─── Extracted material

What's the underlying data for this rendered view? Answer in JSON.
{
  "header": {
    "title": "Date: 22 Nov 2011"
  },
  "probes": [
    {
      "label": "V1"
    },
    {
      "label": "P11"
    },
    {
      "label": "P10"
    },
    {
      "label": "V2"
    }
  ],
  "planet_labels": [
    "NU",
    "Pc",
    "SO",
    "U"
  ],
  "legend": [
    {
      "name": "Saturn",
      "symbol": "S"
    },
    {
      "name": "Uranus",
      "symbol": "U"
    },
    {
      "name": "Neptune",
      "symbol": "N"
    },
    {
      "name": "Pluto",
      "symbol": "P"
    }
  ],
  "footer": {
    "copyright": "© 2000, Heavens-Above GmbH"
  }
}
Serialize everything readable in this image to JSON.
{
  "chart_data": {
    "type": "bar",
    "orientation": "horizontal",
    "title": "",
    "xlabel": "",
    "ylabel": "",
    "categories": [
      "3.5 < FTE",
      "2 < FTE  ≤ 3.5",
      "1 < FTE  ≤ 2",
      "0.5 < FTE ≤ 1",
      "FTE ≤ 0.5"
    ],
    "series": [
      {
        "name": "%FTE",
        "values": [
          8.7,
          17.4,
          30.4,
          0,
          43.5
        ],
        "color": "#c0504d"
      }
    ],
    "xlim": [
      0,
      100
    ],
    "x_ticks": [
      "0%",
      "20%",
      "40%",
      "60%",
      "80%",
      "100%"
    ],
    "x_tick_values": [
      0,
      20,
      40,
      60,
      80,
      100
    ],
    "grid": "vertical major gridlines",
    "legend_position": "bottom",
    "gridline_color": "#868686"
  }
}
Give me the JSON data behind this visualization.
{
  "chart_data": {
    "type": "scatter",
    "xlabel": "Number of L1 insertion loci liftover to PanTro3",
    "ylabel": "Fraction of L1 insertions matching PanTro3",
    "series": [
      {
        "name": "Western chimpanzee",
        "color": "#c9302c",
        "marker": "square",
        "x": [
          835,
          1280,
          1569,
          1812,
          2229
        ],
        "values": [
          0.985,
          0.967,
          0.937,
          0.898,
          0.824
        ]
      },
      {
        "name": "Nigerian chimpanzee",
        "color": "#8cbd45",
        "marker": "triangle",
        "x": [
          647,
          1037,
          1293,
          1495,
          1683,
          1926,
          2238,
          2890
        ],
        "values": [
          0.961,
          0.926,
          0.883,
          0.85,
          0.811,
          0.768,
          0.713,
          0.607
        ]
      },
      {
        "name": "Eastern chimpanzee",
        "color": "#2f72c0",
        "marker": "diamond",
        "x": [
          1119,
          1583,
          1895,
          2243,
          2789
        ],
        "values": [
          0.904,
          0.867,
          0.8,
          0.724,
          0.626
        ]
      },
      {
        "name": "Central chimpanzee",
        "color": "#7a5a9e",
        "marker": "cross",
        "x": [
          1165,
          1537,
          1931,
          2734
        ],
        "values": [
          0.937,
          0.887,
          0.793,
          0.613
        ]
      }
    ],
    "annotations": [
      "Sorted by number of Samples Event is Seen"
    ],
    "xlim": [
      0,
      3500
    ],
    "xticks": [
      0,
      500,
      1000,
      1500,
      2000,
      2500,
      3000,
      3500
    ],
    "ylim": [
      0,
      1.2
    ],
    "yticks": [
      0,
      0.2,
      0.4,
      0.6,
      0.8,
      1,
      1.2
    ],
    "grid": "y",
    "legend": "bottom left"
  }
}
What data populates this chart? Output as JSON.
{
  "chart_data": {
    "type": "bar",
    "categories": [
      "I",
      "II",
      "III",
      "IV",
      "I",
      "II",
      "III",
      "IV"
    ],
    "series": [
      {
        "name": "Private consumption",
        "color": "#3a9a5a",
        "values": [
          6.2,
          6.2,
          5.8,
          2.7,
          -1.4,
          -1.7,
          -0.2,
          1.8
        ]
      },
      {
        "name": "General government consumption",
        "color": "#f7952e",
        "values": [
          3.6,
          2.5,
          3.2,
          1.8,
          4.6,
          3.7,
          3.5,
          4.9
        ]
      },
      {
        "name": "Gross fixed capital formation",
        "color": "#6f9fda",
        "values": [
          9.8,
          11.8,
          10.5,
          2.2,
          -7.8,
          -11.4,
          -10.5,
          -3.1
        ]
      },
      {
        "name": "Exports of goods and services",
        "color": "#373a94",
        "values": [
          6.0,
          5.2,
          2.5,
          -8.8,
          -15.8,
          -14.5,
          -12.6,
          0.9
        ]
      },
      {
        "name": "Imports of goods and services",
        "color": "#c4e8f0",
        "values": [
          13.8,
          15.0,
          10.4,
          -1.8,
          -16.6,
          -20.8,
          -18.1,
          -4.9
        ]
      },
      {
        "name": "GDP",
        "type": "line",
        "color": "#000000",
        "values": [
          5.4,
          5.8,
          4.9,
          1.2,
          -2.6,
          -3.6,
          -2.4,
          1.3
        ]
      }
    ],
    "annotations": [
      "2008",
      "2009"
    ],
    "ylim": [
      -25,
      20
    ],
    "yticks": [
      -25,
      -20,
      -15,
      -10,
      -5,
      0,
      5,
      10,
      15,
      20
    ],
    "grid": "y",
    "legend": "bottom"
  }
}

──────

Goal of the exercise: Extract every line that has the string "goods" in it.

Task response:
        "name": "Exports of goods and services",
        "name": "Imports of goods and services",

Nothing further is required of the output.